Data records
========================================

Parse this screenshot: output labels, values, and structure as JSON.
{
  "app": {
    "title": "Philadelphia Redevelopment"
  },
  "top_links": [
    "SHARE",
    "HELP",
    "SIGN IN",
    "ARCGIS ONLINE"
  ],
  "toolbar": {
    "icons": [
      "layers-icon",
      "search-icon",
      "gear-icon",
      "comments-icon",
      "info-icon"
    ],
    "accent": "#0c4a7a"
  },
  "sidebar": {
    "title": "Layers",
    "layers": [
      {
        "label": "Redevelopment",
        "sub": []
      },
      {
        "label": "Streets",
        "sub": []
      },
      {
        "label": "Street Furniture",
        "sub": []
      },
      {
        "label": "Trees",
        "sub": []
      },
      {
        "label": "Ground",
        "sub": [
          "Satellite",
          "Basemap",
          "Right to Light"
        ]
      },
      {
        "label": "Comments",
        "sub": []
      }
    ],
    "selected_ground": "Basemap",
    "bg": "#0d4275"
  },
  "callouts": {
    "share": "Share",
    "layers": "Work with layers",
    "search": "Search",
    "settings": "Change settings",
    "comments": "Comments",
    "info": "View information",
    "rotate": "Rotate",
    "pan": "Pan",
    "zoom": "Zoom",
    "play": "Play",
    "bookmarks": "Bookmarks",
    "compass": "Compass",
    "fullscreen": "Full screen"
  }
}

========================================

◆ TASK DIRECTIONS
Send back every record, precisely as written.

◆ EXPECTED ANSWER
Parse this screenshot: output labels, values, and structure as JSON.
{
  "app": {
    "title": "Philadelphia Redevelopment"
  },
  "top_links": [
    "SHARE",
    "HELP",
    "SIGN IN",
    "ARCGIS ONLINE"
  ],
  "toolbar": {
    "icons": [
      "layers-icon",
      "search-icon",
      "gear-icon",
      "comments-icon",
      "info-icon"
    ],
    "accent": "#0c4a7a"
  },
  "sidebar": {
    "title": "Layers",
    "layers": [
      {
        "label": "Redevelopment",
        "sub": []
      },
      {
        "label": "Streets",
        "sub": []
      },
      {
        "label": "Street Furniture",
        "sub": []
      },
      {
        "label": "Trees",
        "sub": []
      },
      {
        "label": "Ground",
        "sub": [
          "Satellite",
          "Basemap",
          "Right to Light"
        ]
      },
      {
        "label": "Comments",
        "sub": []
      }
    ],
    "selected_ground": "Basemap",
    "bg": "#0d4275"
  },
  "callouts": {
    "share": "Share",
    "layers": "Work with layers",
    "search": "Search",
    "settings": "Change settings",
    "comments": "Comments",
    "info": "View information",
    "rotate": "Rotate",
    "pan": "Pan",
    "zoom": "Zoom",
    "play": "Play",
    "bookmarks": "Bookmarks",
    "compass": "Compass",
    "fullscreen": "Full screen"
  }
}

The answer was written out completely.